EXERCISE ▸ In full and without alteration, give the listing again.

───── DATA EXCERPTS ─────

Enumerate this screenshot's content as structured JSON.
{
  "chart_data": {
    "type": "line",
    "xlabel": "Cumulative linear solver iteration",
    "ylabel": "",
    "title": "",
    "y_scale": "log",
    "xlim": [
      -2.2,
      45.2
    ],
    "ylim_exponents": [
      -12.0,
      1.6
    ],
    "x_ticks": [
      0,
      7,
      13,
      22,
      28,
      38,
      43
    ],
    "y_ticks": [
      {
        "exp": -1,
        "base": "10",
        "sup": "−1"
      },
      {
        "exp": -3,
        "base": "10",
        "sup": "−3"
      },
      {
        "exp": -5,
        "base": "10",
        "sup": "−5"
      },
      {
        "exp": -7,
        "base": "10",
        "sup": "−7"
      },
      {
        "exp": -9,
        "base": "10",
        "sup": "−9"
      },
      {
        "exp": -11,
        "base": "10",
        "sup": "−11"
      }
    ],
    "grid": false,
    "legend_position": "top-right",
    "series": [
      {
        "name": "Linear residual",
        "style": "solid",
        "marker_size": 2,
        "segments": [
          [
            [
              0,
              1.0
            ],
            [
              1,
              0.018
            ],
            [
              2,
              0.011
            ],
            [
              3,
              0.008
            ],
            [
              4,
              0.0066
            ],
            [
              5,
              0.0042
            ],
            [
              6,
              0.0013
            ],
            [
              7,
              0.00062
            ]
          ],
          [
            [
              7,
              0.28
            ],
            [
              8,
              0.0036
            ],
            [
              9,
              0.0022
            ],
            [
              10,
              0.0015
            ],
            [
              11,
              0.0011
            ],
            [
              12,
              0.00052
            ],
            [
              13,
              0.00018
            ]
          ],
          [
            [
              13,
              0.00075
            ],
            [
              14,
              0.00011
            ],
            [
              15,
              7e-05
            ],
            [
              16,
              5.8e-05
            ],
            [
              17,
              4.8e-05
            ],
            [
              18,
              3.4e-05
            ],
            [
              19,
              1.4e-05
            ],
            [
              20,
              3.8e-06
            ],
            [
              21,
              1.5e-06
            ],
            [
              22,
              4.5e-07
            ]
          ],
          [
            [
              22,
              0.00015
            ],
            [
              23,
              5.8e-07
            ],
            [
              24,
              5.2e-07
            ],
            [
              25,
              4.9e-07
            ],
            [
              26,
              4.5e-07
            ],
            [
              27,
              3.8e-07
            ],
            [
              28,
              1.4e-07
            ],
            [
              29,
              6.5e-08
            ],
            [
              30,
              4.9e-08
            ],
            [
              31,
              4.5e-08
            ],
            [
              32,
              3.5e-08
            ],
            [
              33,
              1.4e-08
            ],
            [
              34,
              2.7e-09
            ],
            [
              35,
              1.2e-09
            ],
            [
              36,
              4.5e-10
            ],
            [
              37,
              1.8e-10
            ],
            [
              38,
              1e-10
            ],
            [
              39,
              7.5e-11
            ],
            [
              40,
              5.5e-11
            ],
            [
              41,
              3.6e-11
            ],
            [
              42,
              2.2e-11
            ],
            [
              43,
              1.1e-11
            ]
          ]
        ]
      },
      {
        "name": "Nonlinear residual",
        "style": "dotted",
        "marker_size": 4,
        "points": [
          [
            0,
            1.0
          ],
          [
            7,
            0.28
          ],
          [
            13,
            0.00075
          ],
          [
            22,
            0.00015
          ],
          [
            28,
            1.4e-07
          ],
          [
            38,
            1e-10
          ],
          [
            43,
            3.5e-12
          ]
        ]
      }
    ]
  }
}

─────

SOLUTION TO THE EXERCISE ▸
Enumerate this screenshot's content as structured JSON.
{
  "chart_data": {
    "type": "line",
    "xlabel": "Cumulative linear solver iteration",
    "ylabel": "",
    "title": "",
    "y_scale": "log",
    "xlim": [
      -2.2,
      45.2
    ],
    "ylim_exponents": [
      -12.0,
      1.6
    ],
    "x_ticks": [
      0,
      7,
      13,
      22,
      28,
      38,
      43
    ],
    "y_ticks": [
      {
        "exp": -1,
        "base": "10",
        "sup": "−1"
      },
      {
        "exp": -3,
        "base": "10",
        "sup": "−3"
      },
      {
        "exp": -5,
        "base": "10",
        "sup": "−5"
      },
      {
        "exp": -7,
        "base": "10",
        "sup": "−7"
      },
      {
        "exp": -9,
        "base": "10",
        "sup": "−9"
      },
      {
        "exp": -11,
        "base": "10",
        "sup": "−11"
      }
    ],
    "grid": false,
    "legend_position": "top-right",
    "series": [
      {
        "name": "Linear residual",
        "style": "solid",
        "marker_size": 2,
        "segments": [
          [
            [
              0,
              1.0
            ],
            [
              1,
              0.018
            ],
            [
              2,
              0.011
            ],
            [
              3,
              0.008
            ],
            [
              4,
              0.0066
            ],
            [
              5,
              0.0042
            ],
            [
              6,
              0.0013
            ],
            [
              7,
              0.00062
            ]
          ],
          [
            [
              7,
              0.28
            ],
            [
              8,
              0.0036
            ],
            [
              9,
              0.0022
            ],
            [
              10,
              0.0015
            ],
            [
              11,
              0.0011
            ],
            [
              12,
              0.00052
            ],
            [
              13,
              0.00018
            ]
          ],
          [
            [
              13,
              0.00075
            ],
            [
              14,
              0.00011
            ],
            [
              15,
              7e-05
            ],
            [
              16,
              5.8e-05
            ],
            [
              17,
              4.8e-05
            ],
            [
              18,
              3.4e-05
            ],
            [
              19,
              1.4e-05
            ],
            [
              20,
              3.8e-06
            ],
            [
              21,
              1.5e-06
            ],
            [
              22,
              4.5e-07
            ]
          ],
          [
            [
              22,
              0.00015
            ],
            [
              23,
              5.8e-07
            ],
            [
              24,
              5.2e-07
            ],
            [
              25,
              4.9e-07
            ],
            [
              26,
              4.5e-07
            ],
            [
              27,
              3.8e-07
            ],
            [
              28,
              1.4e-07
            ],
            [
              29,
              6.5e-08
            ],
            [
              30,
              4.9e-08
            ],
            [
              31,
              4.5e-08
            ],
            [
              32,
              3.5e-08
            ],
            [
              33,
              1.4e-08
            ],
            [
              34,
              2.7e-09
            ],
            [
              35,
              1.2e-09
            ],
            [
              36,
              4.5e-10
            ],
            [
              37,
              1.8e-10
            ],
            [
              38,
              1e-10
            ],
            [
              39,
              7.5e-11
            ],
            [
              40,
              5.5e-11
            ],
            [
              41,
              3.6e-11
            ],
            [
              42,
              2.2e-11
            ],
            [
              43,
              1.1e-11
            ]
          ]
        ]
      },
      {
        "name": "Nonlinear residual",
        "style": "dotted",
        "marker_size": 4,
        "points": [
          [
            0,
            1.0
          ],
          [
            7,
            0.28
          ],
          [
            13,
            0.00075
          ],
          [
            22,
            0.00015
          ],
          [
            28,
            1.4e-07
          ],
          [
            38,
            1e-10
          ],
          [
            43,
            3.5e-12
          ]
        ]
      }
    ]
  }
}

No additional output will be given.